• [Exercise aim]:
Extract all lines that hold "如需改动" from the records below.

• [Listed records]:
# # # #

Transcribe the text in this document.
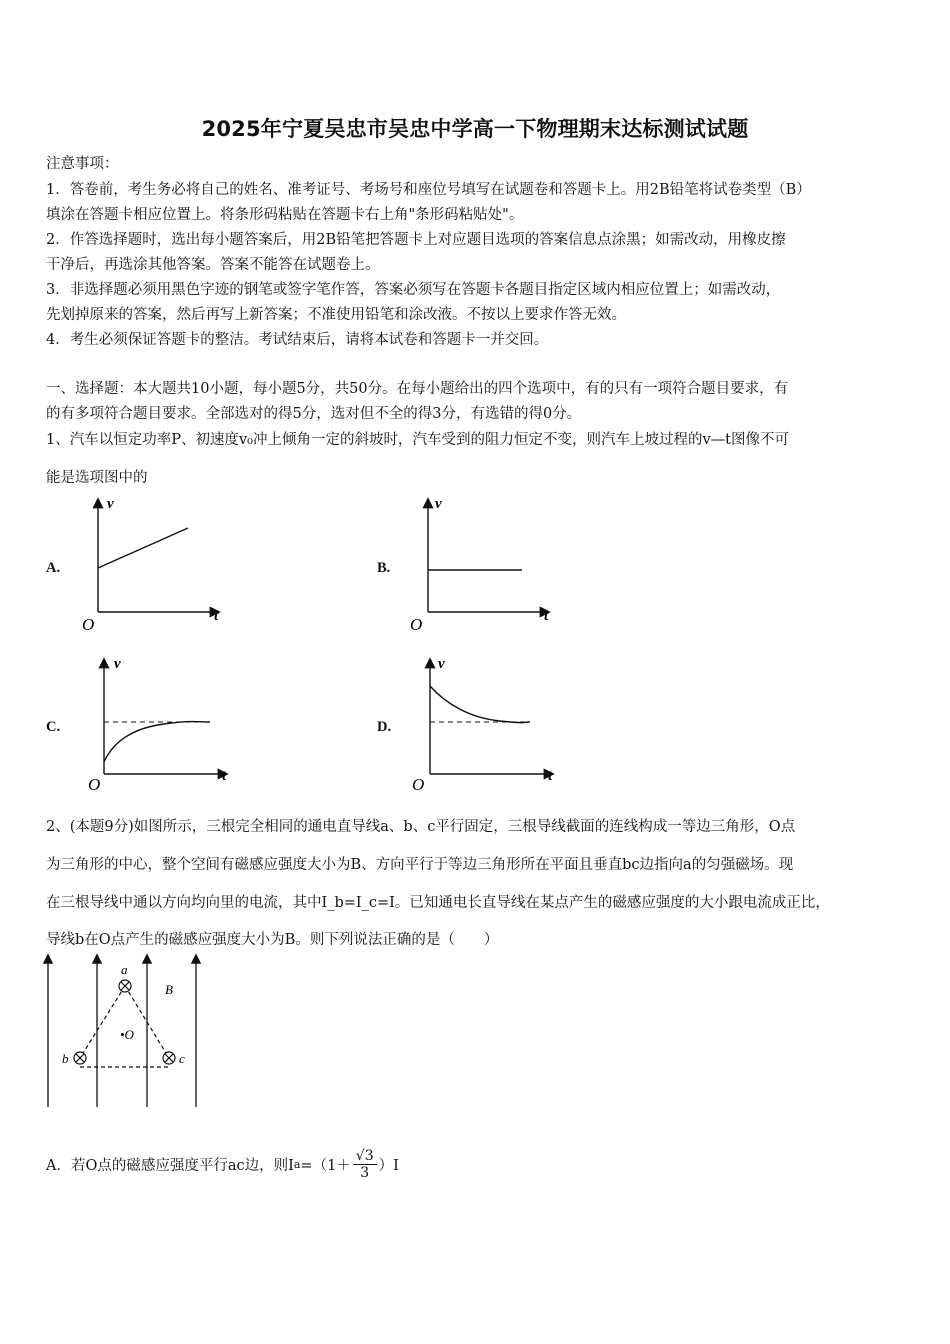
2025年宁夏吴忠市吴忠中学高一下物理期末达标测试试题
注意事项：
1．答卷前，考生务必将自己的姓名、准考证号、考场号和座位号填写在试题卷和答题卡上。用2B铅笔将试卷类型（B）
填涂在答题卡相应位置上。将条形码粘贴在答题卡右上角"条形码粘贴处"。
2．作答选择题时，选出每小题答案后，用2B铅笔把答题卡上对应题目选项的答案信息点涂黑；如需改动，用橡皮擦
干净后，再选涂其他答案。答案不能答在试题卷上。
3．非选择题必须用黑色字迹的钢笔或签字笔作答，答案必须写在答题卡各题目指定区域内相应位置上；如需改动，
先划掉原来的答案，然后再写上新答案；不准使用铅笔和涂改液。不按以上要求作答无效。
4．考生必须保证答题卡的整洁。考试结束后，请将本试卷和答题卡一并交回。
一、选择题：本大题共10小题，每小题5分，共50分。在每小题给出的四个选项中，有的只有一项符合题目要求，有
的有多项符合题目要求。全部选对的得5分，选对但不全的得3分，有选错的得0分。
1、汽车以恒定功率P、初速度v₀冲上倾角一定的斜坡时，汽车受到的阻力恒定不变，则汽车上坡过程的v—t图像不可
能是选项图中的
A.	B.
C.	D.
v
t
O
v
t
O
v
t
O
v
t
O
2、(本题9分)如图所示，三根完全相同的通电直导线a、b、c平行固定，三根导线截面的连线构成一等边三角形，O点
为三角形的中心，整个空间有磁感应强度大小为B、方向平行于等边三角形所在平面且垂直bc边指向a的匀强磁场。现
在三根导线中通以方向均向里的电流，其中I_b=I_c=I。已知通电长直导线在某点产生的磁感应强度的大小跟电流成正比，
导线b在O点产生的磁感应强度大小为B。则下列说法正确的是（　　）
a
b	c
•O
B
A．若O点的磁感应强度平行ac边，则I $a =(1+ \frac{√3}{3} )I$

# # # #

• [Task result]:
2．作答选择题时，选出每小题答案后，用2B铅笔把答题卡上对应题目选项的答案信息点涂黑；如需改动，用橡皮擦
3．非选择题必须用黑色字迹的钢笔或签字笔作答，答案必须写在答题卡各题目指定区域内相应位置上；如需改动，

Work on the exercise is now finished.